[begin MATERIAL FOR THIS EXERCISE]
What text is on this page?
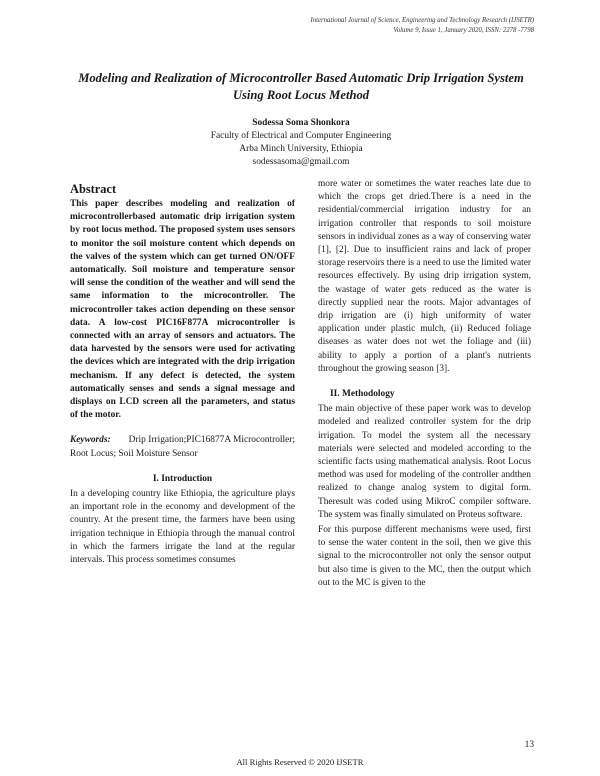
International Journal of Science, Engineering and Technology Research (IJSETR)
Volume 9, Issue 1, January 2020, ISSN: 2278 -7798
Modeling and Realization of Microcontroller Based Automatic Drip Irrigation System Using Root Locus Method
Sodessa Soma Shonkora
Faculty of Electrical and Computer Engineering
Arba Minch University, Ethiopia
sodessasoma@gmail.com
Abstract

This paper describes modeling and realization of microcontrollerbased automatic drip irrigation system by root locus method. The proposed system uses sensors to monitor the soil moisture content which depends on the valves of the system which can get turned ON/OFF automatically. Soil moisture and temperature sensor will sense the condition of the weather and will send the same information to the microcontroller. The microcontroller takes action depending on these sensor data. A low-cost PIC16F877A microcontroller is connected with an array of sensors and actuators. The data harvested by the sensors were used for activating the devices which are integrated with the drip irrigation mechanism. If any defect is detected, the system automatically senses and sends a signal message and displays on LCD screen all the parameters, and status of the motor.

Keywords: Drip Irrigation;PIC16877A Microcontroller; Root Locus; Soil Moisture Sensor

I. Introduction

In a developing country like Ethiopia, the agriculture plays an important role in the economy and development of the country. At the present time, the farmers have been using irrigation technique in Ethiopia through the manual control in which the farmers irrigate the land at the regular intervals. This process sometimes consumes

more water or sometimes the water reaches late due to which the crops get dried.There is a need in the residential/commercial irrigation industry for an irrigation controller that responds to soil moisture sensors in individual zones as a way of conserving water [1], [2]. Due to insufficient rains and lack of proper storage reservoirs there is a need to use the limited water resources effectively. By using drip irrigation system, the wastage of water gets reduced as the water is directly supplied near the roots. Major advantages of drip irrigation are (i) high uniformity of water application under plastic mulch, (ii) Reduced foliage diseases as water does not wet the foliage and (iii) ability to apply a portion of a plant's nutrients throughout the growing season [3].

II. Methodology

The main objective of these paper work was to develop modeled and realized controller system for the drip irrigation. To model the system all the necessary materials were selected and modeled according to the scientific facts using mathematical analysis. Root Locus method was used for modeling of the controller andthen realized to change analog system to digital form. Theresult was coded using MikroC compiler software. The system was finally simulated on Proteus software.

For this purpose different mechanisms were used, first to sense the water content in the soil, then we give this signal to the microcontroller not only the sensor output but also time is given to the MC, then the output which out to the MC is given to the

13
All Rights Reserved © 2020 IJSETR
[end MATERIAL FOR THIS EXERCISE]
[begin MATERIAL FOR THIS EXERCISE]
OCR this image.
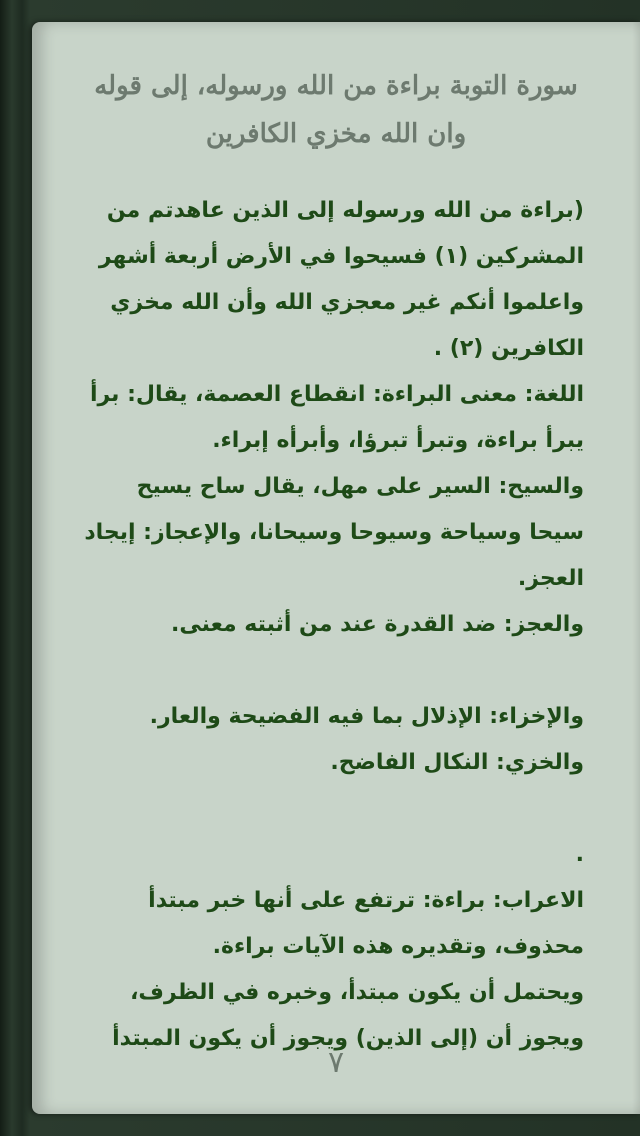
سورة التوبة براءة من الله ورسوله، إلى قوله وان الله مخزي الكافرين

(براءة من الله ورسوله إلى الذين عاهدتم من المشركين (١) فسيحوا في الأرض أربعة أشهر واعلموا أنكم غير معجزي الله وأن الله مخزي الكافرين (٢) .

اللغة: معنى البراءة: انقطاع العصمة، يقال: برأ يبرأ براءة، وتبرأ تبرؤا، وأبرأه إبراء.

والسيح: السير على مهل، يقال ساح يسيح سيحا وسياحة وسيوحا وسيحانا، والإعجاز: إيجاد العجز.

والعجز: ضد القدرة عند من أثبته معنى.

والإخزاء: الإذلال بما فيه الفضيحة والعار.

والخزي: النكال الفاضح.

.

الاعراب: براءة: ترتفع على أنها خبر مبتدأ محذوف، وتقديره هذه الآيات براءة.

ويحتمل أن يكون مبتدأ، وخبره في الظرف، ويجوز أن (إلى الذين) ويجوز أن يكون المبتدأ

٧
[end MATERIAL FOR THIS EXERCISE]
EXERCISE INSTRUCTIONS.
Gather all the lines that include the word "مبتدأ" and copy them out.

OUTPUT FOR THIS TASK.
الاعراب: براءة: ترتفع على أنها خبر مبتدأ محذوف، وتقديره هذه الآيات براءة.
ويحتمل أن يكون مبتدأ، وخبره في الظرف، ويجوز أن (إلى الذين) ويجوز أن يكون المبتدأ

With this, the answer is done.